## [Data shown]
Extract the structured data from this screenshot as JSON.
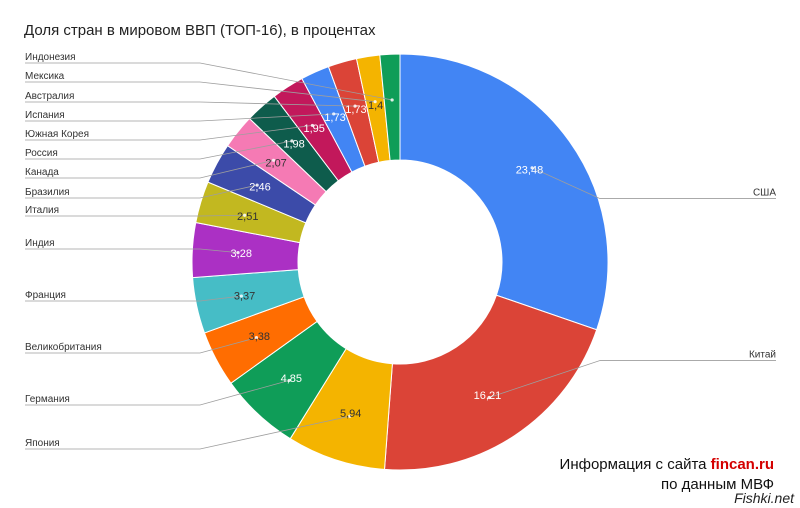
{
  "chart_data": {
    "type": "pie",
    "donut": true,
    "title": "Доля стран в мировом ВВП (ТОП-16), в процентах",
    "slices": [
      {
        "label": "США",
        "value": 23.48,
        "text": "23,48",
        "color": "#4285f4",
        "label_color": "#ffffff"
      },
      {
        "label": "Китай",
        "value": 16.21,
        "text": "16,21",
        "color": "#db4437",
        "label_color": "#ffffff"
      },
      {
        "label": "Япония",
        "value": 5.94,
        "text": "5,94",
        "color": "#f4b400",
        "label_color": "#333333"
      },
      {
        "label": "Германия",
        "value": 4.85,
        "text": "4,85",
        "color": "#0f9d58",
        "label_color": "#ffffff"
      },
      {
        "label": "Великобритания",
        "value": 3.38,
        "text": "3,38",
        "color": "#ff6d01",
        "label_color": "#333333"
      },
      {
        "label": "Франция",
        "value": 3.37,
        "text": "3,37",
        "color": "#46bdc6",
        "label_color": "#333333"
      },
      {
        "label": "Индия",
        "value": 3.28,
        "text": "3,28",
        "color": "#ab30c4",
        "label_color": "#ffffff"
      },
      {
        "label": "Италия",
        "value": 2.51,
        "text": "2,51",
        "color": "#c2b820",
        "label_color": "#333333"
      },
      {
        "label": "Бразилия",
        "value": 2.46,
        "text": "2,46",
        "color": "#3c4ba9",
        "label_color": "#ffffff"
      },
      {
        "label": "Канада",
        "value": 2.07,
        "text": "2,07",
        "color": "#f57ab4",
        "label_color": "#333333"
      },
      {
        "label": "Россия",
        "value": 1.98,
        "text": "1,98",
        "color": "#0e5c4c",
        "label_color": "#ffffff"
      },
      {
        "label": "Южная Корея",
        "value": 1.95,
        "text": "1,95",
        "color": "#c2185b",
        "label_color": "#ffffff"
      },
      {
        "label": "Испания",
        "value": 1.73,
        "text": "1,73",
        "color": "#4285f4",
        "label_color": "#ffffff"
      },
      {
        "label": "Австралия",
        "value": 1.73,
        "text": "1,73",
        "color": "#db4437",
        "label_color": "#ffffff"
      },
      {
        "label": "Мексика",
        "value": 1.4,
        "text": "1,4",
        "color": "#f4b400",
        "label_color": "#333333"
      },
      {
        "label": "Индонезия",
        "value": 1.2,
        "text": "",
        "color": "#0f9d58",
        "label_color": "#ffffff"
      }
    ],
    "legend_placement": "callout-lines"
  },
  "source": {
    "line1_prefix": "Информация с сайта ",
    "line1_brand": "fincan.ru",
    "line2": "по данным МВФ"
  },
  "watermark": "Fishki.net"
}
...
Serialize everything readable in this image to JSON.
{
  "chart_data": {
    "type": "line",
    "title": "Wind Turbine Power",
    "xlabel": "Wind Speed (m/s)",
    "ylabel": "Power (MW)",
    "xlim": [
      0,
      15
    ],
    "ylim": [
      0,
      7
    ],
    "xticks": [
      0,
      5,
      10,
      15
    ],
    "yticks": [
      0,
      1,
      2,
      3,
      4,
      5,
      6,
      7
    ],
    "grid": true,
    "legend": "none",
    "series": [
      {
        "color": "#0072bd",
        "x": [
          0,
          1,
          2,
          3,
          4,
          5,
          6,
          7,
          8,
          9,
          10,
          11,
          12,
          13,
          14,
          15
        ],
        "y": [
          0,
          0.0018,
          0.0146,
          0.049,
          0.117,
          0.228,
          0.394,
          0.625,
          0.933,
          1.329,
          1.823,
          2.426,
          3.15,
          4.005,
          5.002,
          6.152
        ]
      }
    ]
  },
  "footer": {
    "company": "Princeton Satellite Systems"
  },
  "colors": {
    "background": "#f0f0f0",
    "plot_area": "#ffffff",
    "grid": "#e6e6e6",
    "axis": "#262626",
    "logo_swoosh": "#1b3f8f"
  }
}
---
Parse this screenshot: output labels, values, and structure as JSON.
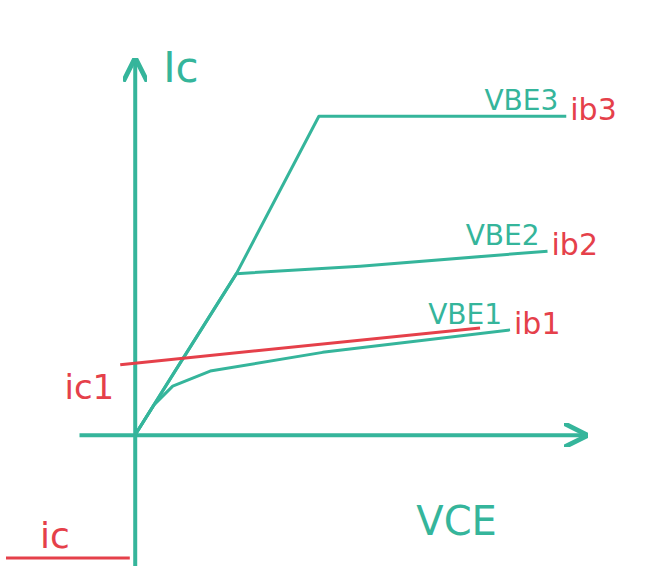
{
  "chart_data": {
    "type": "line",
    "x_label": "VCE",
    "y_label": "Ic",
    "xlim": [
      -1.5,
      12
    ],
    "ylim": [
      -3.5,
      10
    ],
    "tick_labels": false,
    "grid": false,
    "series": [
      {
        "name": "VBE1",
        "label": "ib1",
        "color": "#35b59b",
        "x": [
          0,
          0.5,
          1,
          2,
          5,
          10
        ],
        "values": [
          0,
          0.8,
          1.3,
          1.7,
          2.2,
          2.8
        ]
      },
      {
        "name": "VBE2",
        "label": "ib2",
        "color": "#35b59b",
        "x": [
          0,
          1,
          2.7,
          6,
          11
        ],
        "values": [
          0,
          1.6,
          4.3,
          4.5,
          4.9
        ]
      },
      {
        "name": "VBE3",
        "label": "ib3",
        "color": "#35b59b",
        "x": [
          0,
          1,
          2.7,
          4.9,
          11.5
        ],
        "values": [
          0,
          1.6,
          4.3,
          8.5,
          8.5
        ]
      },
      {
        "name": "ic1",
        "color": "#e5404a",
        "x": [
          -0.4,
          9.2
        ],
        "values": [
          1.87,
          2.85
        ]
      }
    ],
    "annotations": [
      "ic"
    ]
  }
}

## [Your objective]
Gather each line from the entries above that includes the word "title".

## [Expected answer]
    "title": "Доля стран в мировом ВВП (ТОП-16), в процентах",
    "title": "Wind Turbine Power",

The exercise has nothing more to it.